* TASK DIRECTIONS
Send back all the data below, exactly as given.

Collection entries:
.....

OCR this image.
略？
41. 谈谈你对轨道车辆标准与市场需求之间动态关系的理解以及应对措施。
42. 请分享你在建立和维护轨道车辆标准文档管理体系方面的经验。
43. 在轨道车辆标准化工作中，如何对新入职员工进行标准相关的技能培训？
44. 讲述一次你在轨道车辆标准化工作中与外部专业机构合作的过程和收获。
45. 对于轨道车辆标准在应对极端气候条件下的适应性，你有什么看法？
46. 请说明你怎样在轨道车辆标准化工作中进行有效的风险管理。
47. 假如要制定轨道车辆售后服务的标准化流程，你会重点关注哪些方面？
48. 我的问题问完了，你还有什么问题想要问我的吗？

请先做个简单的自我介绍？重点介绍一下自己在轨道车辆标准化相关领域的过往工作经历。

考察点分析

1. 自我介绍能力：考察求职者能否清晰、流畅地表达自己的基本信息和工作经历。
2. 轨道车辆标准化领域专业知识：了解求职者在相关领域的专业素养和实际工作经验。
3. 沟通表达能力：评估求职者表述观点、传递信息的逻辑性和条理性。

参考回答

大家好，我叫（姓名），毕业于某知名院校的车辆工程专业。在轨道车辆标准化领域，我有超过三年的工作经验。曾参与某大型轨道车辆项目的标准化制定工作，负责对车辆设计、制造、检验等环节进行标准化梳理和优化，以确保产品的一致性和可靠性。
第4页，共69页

.....

* FULL OUTPUT
OCR this image.
略？
41. 谈谈你对轨道车辆标准与市场需求之间动态关系的理解以及应对措施。
42. 请分享你在建立和维护轨道车辆标准文档管理体系方面的经验。
43. 在轨道车辆标准化工作中，如何对新入职员工进行标准相关的技能培训？
44. 讲述一次你在轨道车辆标准化工作中与外部专业机构合作的过程和收获。
45. 对于轨道车辆标准在应对极端气候条件下的适应性，你有什么看法？
46. 请说明你怎样在轨道车辆标准化工作中进行有效的风险管理。
47. 假如要制定轨道车辆售后服务的标准化流程，你会重点关注哪些方面？
48. 我的问题问完了，你还有什么问题想要问我的吗？

请先做个简单的自我介绍？重点介绍一下自己在轨道车辆标准化相关领域的过往工作经历。

考察点分析

1. 自我介绍能力：考察求职者能否清晰、流畅地表达自己的基本信息和工作经历。
2. 轨道车辆标准化领域专业知识：了解求职者在相关领域的专业素养和实际工作经验。
3. 沟通表达能力：评估求职者表述观点、传递信息的逻辑性和条理性。

参考回答

大家好，我叫（姓名），毕业于某知名院校的车辆工程专业。在轨道车辆标准化领域，我有超过三年的工作经验。曾参与某大型轨道车辆项目的标准化制定工作，负责对车辆设计、制造、检验等环节进行标准化梳理和优化，以确保产品的一致性和可靠性。
第4页，共69页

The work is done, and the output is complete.